Check every line below for the string "Model", and copy the lines that contain it.

(Figure contents as structured data)
┄┄┄┄┄┄┄┄┄┄

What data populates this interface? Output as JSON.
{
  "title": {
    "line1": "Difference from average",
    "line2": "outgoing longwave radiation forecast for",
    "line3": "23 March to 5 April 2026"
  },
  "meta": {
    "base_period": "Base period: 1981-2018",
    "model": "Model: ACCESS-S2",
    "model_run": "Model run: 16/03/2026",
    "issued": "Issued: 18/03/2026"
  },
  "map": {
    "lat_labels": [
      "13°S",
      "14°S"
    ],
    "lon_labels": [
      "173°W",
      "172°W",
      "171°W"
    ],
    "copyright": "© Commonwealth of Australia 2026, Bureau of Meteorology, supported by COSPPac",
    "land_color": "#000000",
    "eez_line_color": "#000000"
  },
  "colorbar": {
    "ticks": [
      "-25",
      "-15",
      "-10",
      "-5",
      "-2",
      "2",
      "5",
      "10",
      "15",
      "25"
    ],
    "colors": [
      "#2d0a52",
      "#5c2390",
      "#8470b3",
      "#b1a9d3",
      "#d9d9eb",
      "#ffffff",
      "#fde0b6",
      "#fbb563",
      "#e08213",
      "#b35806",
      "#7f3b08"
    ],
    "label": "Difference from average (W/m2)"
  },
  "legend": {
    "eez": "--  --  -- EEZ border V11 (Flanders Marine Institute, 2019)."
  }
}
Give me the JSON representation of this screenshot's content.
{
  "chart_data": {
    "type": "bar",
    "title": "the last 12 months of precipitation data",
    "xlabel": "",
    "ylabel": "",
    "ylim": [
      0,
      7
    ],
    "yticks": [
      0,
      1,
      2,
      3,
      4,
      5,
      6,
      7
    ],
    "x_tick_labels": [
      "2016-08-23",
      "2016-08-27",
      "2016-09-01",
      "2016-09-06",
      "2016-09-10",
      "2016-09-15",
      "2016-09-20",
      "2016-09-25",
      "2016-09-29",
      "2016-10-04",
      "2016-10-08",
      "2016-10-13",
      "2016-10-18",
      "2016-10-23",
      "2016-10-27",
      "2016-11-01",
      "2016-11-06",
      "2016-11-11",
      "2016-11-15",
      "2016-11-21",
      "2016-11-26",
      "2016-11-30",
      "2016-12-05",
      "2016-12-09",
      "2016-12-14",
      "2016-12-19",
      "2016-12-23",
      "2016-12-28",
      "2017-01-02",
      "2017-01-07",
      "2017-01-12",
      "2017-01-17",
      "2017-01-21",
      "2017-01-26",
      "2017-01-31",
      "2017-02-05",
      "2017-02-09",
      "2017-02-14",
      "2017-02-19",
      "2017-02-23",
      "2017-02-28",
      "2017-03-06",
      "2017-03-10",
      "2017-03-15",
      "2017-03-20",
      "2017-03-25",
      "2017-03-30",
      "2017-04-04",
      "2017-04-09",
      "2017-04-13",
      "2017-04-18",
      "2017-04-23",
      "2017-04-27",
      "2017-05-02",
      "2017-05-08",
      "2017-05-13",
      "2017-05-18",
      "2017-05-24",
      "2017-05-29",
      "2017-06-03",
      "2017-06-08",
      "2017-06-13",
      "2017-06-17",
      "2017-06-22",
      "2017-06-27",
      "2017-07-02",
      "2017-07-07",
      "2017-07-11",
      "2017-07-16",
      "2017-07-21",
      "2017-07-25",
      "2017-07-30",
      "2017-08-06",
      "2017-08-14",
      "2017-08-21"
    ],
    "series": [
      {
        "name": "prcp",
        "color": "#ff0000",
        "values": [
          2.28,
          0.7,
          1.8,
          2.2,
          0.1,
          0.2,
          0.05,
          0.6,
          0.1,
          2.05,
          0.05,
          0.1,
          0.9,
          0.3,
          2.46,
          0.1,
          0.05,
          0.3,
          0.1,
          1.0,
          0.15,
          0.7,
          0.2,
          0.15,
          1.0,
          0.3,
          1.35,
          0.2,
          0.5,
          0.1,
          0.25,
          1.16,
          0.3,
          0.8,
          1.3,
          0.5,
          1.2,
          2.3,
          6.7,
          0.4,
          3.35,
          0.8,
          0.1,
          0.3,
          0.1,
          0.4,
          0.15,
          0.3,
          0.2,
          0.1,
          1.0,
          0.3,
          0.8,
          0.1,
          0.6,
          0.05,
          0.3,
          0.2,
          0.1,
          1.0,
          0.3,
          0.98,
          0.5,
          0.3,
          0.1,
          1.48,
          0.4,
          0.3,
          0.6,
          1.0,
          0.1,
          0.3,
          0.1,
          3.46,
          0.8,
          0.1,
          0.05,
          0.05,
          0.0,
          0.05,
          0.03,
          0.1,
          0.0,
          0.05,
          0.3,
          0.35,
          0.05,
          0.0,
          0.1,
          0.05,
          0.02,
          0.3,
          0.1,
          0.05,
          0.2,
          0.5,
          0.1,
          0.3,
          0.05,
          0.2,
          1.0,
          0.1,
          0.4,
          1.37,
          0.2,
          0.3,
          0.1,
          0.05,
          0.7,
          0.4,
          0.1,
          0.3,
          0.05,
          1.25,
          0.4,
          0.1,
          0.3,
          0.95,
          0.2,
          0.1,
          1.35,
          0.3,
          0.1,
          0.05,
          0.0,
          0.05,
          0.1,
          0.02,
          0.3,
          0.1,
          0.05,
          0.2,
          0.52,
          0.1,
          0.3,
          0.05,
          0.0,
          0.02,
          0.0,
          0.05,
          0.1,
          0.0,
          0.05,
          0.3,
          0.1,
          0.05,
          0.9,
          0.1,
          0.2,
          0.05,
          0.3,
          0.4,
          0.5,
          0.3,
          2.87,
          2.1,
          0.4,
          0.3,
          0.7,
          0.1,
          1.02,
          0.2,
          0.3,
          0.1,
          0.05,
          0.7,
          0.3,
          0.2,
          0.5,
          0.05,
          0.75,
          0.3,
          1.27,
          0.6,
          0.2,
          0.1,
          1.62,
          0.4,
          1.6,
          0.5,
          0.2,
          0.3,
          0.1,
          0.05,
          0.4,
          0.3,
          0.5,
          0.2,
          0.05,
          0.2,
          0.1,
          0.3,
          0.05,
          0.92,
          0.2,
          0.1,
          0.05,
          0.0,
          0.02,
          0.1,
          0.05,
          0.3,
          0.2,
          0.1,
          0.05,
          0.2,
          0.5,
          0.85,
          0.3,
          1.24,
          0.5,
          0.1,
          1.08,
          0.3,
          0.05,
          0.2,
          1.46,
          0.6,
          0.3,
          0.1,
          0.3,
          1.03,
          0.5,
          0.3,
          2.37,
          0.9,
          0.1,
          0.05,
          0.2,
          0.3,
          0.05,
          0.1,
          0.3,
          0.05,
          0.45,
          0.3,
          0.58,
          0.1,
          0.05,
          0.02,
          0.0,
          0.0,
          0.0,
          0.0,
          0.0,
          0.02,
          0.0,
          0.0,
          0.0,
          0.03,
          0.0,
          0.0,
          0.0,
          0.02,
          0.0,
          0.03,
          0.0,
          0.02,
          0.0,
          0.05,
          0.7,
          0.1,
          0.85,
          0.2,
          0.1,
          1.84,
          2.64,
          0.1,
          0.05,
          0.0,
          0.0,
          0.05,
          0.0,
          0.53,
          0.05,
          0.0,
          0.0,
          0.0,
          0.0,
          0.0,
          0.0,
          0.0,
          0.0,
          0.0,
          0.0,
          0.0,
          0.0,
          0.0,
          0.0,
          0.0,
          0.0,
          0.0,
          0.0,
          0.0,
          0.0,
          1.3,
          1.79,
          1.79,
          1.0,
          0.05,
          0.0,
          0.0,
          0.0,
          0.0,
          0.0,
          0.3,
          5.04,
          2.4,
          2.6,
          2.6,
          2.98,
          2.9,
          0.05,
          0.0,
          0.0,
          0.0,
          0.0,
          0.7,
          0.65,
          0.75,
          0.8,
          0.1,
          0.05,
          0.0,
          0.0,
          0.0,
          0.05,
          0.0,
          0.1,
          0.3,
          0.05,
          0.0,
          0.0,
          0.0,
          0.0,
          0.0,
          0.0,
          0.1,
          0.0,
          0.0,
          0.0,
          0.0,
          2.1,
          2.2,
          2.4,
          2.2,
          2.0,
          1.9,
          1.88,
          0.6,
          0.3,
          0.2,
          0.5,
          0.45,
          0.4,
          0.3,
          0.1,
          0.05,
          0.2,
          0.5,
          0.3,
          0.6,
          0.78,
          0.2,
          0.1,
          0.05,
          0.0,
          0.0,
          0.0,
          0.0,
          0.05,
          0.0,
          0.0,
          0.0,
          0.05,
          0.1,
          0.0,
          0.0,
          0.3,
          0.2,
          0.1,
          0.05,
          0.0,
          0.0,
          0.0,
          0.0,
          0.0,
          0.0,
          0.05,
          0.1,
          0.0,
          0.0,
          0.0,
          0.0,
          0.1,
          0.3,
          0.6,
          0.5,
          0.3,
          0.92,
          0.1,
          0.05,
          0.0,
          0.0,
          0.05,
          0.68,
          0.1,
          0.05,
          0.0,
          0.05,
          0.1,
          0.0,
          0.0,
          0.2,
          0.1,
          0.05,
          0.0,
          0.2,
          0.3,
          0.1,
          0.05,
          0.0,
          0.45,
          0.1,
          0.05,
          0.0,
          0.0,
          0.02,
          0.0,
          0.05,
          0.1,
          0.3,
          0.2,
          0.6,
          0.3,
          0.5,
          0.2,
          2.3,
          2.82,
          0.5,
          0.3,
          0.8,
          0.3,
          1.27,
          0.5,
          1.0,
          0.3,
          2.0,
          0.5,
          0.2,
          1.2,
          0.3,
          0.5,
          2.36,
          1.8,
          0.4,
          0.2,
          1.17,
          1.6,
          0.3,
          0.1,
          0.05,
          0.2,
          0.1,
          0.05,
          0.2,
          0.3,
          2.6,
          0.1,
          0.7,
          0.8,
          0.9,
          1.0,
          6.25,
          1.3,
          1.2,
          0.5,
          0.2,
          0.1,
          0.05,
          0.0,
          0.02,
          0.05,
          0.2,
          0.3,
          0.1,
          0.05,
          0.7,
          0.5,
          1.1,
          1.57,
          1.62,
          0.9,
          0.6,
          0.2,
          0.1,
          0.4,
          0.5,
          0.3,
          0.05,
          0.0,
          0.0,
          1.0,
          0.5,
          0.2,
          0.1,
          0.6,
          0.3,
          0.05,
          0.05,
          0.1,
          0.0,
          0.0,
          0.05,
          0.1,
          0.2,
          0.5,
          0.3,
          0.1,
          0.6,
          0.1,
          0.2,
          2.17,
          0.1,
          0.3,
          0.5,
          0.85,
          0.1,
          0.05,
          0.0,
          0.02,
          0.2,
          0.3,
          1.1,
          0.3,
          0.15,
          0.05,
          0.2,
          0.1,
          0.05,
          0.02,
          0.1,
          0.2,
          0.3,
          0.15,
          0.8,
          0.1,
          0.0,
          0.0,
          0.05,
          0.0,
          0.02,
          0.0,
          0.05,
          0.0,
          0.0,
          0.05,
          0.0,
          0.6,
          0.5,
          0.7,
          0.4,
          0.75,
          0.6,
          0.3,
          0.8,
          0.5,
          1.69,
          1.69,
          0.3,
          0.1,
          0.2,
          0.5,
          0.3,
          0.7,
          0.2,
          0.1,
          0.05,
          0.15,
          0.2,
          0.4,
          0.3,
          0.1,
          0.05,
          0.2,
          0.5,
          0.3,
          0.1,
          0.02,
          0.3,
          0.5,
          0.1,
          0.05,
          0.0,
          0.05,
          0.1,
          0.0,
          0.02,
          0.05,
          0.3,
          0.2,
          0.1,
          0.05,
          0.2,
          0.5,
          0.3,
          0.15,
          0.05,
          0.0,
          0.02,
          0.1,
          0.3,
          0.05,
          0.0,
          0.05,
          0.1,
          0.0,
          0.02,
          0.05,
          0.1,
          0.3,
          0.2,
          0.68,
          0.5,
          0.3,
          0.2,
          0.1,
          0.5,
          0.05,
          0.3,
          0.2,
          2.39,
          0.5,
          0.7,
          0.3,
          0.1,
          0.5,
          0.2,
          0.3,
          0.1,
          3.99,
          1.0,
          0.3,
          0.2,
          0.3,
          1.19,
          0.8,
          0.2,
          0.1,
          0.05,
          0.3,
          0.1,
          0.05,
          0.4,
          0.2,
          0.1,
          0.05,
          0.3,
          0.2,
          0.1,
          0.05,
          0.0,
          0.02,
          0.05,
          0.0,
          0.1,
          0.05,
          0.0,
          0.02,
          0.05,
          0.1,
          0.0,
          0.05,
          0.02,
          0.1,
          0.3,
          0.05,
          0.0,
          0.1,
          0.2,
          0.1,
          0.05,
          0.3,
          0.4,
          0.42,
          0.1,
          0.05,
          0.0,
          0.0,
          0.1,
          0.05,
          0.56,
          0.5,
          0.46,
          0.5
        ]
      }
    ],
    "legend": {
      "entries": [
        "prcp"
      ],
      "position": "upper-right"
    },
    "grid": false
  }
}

┄┄┄┄┄┄┄┄┄┄

### FINISHED TASK:
    "model": "Model: ACCESS-S2",
    "model_run": "Model run: 16/03/2026",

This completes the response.